— Begin —
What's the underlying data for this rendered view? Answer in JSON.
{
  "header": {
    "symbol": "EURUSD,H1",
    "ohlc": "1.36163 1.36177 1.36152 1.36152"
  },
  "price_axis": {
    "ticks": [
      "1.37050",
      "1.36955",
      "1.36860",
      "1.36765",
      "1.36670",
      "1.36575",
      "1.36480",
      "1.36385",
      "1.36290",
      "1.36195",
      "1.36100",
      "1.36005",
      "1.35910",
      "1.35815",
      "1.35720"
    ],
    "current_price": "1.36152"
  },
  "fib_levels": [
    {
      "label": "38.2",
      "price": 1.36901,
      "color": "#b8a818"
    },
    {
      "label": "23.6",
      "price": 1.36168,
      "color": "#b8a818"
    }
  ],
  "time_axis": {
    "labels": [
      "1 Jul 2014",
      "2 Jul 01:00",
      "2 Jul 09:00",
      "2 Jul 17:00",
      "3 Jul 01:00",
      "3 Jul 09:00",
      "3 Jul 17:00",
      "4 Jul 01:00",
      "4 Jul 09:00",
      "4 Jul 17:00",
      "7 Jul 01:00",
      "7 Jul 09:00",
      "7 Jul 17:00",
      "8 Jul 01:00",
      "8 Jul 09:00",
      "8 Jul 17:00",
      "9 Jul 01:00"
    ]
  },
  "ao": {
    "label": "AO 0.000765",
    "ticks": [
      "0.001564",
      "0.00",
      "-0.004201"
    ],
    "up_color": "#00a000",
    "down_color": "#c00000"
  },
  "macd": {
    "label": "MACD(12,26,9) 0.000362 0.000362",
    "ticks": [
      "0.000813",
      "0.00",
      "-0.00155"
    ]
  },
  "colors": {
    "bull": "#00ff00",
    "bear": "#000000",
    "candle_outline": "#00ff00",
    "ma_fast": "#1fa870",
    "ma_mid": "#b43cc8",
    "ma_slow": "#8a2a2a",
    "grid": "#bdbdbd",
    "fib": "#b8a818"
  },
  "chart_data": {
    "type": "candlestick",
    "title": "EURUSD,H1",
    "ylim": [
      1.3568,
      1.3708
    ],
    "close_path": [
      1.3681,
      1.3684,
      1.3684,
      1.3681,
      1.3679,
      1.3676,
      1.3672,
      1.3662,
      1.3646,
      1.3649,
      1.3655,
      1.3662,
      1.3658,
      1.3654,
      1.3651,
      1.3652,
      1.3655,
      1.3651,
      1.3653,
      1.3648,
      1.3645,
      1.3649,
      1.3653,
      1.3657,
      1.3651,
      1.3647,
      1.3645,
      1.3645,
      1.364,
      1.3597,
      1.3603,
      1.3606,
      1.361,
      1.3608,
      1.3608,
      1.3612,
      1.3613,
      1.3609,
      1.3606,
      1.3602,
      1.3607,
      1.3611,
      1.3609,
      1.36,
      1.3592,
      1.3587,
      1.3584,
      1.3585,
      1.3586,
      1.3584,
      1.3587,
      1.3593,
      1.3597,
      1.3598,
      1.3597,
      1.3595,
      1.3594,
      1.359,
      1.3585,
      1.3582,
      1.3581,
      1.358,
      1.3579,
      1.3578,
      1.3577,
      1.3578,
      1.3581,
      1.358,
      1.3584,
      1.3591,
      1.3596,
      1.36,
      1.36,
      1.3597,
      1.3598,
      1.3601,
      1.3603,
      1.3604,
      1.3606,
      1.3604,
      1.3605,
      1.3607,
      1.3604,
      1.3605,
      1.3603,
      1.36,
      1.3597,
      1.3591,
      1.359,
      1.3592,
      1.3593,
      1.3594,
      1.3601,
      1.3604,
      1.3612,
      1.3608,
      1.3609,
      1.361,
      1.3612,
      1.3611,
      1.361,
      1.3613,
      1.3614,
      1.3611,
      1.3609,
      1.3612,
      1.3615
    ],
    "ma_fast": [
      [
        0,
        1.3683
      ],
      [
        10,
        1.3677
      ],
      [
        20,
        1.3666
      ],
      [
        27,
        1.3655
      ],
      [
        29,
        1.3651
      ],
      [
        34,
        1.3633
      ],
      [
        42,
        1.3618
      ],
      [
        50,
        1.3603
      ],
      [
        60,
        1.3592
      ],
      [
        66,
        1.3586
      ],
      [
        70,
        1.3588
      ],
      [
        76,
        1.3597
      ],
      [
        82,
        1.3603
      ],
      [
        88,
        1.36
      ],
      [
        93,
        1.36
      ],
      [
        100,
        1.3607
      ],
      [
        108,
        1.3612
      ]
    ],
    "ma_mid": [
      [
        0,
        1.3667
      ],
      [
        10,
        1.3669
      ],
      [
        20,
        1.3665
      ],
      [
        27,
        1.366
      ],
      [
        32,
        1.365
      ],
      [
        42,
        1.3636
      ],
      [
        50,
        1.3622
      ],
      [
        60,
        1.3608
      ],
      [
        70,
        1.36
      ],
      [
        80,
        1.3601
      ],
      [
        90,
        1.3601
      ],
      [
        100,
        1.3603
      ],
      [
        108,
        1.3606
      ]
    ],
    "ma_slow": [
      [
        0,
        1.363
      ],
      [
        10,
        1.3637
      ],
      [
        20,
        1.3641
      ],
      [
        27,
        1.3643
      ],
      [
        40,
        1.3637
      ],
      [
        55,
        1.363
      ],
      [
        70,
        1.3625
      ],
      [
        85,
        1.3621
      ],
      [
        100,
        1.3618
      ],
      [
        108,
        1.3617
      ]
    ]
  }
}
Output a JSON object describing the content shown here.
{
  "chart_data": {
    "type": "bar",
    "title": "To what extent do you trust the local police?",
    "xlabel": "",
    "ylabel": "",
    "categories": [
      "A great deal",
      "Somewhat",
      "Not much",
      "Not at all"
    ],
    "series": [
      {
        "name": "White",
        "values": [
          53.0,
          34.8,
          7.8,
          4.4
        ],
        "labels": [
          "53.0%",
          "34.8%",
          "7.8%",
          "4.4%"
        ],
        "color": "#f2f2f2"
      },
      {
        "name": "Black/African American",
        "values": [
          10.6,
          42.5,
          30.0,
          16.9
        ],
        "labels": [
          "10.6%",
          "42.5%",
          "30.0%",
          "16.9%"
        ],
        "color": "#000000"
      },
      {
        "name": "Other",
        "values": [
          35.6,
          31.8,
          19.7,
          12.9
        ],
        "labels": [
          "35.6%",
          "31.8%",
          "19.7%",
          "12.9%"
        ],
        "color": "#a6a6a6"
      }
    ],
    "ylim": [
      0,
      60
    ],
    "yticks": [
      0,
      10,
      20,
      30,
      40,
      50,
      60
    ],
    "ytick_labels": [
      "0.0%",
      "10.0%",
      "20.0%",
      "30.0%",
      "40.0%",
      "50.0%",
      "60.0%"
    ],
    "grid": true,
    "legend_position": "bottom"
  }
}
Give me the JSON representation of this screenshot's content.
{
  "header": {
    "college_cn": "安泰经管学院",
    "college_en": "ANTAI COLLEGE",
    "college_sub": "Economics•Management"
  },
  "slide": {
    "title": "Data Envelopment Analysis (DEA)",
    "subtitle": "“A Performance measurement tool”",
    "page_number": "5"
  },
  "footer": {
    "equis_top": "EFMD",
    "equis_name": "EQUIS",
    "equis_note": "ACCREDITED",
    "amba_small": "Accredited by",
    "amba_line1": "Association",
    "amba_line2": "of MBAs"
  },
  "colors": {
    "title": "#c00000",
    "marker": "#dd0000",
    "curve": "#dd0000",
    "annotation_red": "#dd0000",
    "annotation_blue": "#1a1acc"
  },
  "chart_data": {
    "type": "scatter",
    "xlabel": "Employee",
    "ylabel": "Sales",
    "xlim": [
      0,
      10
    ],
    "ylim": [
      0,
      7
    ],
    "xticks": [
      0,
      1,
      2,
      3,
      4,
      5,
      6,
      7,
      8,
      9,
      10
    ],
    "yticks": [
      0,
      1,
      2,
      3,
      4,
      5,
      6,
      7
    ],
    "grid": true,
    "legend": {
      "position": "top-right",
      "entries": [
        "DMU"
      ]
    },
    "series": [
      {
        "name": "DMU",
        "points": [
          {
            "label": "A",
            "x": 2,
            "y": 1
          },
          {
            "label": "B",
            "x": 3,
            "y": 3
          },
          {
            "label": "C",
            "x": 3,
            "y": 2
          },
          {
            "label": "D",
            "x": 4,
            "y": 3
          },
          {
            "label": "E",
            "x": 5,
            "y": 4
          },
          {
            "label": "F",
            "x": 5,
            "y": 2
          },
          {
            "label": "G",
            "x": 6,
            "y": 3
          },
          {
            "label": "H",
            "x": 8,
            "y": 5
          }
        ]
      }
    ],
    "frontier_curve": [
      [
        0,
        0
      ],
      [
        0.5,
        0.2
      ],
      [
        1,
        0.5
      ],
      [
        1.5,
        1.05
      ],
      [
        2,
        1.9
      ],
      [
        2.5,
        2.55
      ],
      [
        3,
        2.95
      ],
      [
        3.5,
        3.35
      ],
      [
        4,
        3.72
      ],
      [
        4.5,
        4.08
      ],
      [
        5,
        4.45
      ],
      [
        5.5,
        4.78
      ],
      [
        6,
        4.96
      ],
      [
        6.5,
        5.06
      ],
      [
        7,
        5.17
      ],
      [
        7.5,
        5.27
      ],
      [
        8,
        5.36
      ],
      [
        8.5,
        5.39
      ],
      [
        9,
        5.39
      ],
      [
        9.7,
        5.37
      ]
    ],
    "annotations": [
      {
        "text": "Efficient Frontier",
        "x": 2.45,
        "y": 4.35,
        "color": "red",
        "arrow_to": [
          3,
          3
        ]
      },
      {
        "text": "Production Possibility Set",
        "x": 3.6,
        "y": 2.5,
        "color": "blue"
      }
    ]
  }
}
— End —
Show all lines in the entries above where the word "JSON" appears.

What's the underlying data for this rendered view? Answer in JSON.
Output a JSON object describing the content shown here.
Give me the JSON representation of this screenshot's content.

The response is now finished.